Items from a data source
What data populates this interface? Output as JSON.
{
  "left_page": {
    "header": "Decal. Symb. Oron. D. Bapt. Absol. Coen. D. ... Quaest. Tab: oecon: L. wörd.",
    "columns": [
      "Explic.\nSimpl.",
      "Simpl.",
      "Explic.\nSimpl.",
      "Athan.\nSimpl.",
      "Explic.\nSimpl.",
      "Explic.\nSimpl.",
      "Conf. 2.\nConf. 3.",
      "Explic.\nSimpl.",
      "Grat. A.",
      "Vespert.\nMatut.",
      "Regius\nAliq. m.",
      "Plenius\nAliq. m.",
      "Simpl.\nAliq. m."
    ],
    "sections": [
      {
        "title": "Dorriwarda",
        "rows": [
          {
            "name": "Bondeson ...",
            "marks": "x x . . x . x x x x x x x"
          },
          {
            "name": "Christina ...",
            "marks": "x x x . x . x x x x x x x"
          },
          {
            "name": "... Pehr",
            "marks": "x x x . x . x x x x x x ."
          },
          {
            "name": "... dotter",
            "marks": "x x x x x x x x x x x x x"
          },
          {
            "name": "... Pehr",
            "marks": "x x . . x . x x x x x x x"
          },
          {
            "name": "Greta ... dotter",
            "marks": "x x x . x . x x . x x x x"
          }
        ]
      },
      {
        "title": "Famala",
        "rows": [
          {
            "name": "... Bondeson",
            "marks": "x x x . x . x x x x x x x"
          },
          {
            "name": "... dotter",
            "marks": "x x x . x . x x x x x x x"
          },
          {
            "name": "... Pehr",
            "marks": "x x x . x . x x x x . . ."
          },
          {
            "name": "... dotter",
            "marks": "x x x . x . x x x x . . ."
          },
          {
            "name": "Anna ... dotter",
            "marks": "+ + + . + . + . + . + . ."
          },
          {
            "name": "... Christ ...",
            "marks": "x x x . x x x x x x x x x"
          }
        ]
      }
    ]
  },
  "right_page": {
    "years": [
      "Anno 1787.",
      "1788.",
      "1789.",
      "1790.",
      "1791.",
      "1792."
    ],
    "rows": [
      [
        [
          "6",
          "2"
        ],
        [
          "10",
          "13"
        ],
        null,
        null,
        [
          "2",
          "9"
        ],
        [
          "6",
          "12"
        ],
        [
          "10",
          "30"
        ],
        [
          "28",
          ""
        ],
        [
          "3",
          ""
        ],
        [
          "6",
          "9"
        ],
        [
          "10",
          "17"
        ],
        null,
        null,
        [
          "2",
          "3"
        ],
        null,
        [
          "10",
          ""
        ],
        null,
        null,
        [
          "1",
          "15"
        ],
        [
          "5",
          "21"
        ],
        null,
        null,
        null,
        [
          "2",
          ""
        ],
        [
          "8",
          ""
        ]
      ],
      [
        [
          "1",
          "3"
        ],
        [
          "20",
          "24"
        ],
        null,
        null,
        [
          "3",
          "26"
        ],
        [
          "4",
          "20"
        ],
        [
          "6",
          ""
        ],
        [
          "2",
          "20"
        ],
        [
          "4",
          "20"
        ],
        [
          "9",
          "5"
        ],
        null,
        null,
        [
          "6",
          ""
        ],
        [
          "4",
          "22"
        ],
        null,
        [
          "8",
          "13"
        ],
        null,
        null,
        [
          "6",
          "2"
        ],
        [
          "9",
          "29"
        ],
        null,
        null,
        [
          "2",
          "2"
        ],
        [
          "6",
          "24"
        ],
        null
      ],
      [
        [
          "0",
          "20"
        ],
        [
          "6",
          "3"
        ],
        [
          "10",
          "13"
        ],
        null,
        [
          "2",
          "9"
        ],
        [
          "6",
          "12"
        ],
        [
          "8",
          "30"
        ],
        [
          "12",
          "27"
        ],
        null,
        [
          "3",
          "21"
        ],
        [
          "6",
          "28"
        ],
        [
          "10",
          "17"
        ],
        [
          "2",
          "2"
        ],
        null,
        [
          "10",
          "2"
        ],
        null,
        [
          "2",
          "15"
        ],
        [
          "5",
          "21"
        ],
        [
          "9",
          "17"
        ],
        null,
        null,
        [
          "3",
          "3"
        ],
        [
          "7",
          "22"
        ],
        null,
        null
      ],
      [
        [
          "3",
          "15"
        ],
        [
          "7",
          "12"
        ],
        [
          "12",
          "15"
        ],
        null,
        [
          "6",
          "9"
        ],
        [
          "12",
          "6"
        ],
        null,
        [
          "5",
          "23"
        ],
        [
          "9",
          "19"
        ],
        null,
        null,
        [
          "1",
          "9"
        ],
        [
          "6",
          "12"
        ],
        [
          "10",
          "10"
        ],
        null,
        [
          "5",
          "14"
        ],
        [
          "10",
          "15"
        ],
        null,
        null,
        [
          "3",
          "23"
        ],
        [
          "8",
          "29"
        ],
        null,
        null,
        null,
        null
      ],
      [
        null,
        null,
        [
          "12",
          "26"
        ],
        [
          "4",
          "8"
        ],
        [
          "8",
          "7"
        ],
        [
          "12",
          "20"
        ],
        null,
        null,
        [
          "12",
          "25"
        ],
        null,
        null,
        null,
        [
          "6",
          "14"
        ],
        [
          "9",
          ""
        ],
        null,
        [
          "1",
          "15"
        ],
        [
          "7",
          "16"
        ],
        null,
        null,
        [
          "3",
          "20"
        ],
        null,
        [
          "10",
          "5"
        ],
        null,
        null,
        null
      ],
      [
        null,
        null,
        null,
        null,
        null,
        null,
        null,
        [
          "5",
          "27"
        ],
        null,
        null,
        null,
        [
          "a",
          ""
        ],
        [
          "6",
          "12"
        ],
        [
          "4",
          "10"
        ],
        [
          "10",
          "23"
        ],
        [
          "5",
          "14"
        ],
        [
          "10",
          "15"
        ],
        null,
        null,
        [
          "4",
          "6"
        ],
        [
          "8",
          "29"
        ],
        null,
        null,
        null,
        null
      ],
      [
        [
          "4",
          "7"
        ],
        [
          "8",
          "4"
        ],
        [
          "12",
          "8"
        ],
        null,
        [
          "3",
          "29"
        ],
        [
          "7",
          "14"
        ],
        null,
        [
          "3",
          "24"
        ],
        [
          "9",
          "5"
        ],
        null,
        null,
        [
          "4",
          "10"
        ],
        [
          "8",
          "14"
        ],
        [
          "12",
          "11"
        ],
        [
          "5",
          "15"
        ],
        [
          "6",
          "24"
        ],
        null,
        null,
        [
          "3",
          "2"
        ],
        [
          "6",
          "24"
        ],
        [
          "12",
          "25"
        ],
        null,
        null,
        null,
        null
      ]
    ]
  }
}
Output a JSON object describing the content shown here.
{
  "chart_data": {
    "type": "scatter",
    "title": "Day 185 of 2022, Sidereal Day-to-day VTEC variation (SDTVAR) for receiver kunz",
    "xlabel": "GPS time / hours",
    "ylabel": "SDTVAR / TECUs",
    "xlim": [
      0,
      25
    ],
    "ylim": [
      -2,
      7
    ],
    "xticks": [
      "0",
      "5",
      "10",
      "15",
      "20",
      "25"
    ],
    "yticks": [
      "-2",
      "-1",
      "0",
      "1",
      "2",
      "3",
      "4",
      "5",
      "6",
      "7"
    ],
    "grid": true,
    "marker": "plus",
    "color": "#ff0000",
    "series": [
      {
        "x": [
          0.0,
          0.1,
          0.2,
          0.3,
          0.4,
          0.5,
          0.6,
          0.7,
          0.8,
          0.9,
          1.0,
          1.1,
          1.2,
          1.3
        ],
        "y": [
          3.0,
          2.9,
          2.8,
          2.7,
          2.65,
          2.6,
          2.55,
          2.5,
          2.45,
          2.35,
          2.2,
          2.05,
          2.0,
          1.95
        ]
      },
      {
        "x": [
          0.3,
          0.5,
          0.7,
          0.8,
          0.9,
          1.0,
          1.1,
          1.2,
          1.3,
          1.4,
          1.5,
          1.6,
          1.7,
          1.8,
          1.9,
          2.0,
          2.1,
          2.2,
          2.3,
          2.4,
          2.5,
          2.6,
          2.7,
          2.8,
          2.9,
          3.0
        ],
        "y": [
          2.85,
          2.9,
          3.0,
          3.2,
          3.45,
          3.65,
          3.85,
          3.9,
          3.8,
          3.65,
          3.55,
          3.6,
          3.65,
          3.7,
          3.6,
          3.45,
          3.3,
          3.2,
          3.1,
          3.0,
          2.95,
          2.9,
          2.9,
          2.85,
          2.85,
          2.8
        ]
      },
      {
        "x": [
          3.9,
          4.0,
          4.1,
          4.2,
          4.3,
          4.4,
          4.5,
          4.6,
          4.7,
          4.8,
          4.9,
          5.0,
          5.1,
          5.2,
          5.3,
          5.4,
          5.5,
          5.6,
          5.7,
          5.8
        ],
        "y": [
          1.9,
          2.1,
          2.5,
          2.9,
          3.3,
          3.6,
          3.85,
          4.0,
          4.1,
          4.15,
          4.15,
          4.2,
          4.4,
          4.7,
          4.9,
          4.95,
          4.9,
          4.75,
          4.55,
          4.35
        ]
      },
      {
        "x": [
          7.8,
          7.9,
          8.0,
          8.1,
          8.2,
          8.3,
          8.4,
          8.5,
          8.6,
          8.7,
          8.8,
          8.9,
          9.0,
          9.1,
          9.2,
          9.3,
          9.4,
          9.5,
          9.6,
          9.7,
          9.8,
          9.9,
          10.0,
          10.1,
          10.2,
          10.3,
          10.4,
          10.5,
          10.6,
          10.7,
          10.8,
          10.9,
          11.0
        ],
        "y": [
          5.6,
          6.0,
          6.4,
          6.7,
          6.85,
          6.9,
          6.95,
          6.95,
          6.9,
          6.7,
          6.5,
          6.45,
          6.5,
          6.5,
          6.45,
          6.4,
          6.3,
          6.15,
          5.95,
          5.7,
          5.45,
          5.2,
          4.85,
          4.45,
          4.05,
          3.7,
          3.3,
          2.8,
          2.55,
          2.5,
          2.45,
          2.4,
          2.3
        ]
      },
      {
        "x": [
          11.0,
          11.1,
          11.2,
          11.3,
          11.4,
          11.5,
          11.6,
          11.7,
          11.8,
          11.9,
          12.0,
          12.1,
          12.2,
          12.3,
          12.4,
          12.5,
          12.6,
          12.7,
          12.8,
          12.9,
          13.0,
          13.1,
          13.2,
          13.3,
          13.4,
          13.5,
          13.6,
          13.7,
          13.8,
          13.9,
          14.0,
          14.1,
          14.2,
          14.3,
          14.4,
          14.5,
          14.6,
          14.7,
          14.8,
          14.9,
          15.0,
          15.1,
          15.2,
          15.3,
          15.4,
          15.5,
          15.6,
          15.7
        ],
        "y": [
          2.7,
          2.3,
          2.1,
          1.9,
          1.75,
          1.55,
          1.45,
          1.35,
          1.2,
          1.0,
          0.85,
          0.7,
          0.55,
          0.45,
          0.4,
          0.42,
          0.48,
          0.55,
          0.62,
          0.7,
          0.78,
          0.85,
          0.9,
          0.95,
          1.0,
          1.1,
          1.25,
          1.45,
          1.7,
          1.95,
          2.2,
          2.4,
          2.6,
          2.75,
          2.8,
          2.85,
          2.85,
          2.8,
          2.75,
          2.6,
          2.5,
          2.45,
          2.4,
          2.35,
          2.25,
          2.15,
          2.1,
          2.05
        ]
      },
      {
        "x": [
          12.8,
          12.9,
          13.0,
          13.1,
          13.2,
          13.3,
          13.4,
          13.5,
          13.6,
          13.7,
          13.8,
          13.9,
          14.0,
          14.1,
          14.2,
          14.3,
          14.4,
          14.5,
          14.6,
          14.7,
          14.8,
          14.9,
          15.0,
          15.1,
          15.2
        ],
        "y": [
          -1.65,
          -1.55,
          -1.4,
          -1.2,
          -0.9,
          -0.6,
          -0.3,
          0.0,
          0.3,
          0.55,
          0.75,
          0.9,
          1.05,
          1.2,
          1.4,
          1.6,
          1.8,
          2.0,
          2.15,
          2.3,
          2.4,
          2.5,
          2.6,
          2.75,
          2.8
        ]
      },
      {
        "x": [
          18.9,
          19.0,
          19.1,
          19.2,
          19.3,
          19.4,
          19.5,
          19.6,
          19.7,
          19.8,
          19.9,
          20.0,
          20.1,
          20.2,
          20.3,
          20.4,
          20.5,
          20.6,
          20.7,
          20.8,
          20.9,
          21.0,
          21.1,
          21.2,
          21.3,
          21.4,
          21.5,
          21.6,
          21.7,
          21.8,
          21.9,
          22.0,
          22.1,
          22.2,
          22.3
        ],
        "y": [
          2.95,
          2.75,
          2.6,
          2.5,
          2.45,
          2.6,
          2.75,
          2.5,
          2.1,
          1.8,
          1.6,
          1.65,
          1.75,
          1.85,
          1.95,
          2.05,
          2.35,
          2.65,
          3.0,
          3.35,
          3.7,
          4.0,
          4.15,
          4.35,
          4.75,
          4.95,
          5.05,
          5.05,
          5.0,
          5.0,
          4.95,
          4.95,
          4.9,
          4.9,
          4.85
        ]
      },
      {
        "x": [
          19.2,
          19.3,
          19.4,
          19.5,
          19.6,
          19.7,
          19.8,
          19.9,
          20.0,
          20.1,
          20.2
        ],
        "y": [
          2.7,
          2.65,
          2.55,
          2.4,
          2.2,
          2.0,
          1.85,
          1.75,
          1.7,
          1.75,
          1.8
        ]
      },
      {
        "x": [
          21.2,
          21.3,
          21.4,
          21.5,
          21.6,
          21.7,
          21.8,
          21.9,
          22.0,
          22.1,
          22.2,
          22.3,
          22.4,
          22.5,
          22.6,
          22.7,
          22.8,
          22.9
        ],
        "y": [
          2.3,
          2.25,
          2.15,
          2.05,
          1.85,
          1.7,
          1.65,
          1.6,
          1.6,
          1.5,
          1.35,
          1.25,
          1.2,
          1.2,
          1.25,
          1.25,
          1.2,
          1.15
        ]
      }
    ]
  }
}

§ **GIVEN EXERCISE**: Scan the material above for the word "Output". Copy each line where it occurs.

§ **ANSWER TO THE PROBLEM**:
What data populates this interface? Output as JSON.
Output a JSON object describing the content shown here.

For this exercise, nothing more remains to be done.